### To do:
Whenever a line below holds the word "this", copy that line.

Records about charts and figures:
────────
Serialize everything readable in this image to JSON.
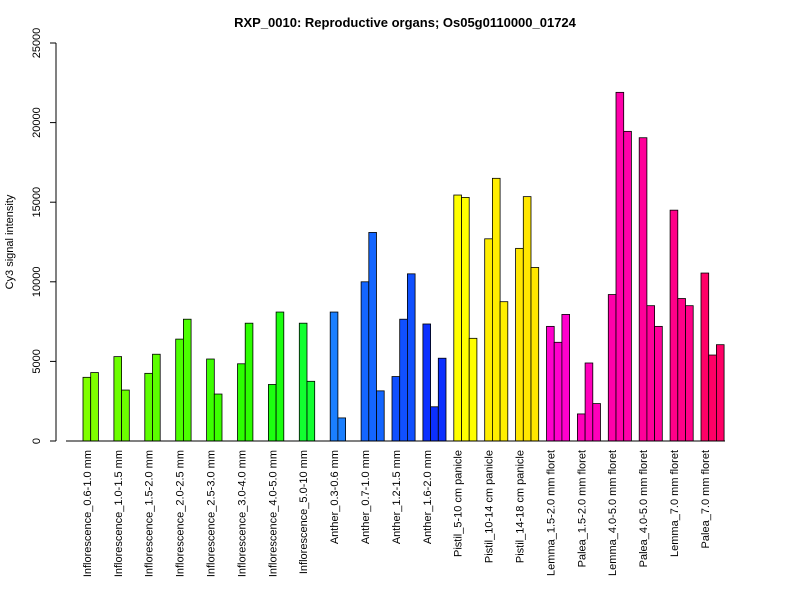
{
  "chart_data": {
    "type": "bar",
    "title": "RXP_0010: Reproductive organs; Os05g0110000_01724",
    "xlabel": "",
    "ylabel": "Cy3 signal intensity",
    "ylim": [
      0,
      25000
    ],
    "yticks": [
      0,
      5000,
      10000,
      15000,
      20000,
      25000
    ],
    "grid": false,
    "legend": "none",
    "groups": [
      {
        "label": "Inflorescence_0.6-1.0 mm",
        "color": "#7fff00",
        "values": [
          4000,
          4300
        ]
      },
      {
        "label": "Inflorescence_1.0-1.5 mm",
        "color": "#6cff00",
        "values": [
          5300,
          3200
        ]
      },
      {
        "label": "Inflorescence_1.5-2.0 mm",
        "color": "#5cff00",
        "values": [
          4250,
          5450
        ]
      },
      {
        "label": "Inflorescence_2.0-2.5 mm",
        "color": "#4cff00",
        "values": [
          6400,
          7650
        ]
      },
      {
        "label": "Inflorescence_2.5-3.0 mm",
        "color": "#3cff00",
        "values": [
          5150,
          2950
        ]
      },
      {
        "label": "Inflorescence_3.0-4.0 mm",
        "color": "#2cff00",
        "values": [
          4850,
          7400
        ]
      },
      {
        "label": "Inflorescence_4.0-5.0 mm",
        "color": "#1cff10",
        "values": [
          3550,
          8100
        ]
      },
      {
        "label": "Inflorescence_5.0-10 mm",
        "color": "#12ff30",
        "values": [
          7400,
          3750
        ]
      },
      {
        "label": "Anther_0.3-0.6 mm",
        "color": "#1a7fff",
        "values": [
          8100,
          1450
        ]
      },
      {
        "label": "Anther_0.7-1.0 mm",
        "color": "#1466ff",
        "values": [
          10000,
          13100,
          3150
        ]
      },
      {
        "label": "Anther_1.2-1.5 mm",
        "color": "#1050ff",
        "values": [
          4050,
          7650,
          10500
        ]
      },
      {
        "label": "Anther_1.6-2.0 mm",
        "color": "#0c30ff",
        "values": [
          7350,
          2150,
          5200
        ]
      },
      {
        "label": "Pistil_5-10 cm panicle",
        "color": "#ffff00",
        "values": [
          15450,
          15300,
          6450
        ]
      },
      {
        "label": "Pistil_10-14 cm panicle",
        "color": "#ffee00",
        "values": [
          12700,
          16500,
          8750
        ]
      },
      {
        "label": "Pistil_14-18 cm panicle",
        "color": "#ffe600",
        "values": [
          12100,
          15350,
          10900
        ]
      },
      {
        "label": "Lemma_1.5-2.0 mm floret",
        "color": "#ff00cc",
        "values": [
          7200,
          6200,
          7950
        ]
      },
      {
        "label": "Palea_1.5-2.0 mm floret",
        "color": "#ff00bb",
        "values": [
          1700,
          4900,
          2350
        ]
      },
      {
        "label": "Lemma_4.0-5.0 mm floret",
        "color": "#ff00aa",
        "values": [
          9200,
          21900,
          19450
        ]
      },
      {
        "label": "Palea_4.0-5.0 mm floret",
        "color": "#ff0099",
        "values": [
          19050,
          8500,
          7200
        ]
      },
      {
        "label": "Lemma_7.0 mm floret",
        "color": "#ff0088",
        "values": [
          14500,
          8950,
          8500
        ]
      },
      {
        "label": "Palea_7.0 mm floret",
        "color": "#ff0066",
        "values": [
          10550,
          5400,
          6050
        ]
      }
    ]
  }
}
────────
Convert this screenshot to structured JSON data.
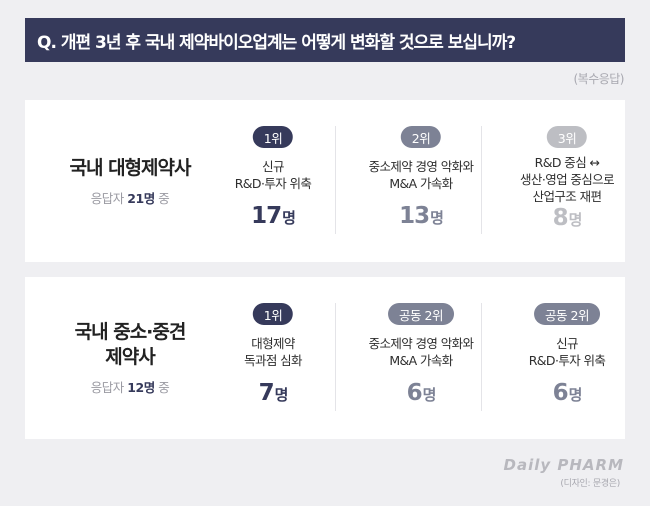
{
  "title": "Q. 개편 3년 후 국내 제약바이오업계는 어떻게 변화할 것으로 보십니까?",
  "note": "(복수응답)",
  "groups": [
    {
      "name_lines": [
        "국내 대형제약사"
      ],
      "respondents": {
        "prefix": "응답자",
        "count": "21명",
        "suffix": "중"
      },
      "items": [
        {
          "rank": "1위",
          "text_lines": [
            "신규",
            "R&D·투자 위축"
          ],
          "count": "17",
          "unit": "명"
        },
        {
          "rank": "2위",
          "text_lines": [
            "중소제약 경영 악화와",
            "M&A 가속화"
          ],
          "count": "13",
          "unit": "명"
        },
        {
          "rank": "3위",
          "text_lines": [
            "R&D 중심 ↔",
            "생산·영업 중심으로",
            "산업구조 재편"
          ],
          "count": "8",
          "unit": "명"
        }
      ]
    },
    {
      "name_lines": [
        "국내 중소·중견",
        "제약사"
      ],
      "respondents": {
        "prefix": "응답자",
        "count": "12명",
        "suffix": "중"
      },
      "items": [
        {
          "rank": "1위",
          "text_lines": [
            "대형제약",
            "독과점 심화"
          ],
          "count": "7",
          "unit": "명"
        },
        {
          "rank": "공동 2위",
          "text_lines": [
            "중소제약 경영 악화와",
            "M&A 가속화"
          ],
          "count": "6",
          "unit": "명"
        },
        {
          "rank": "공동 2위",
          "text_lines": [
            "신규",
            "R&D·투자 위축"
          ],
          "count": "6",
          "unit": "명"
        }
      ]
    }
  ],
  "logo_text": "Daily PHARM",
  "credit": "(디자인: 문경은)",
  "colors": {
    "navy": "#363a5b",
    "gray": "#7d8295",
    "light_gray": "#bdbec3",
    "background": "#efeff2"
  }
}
────────
### Answer below:
Serialize everything readable in this image to JSON.
Convert this screenshot to structured JSON data.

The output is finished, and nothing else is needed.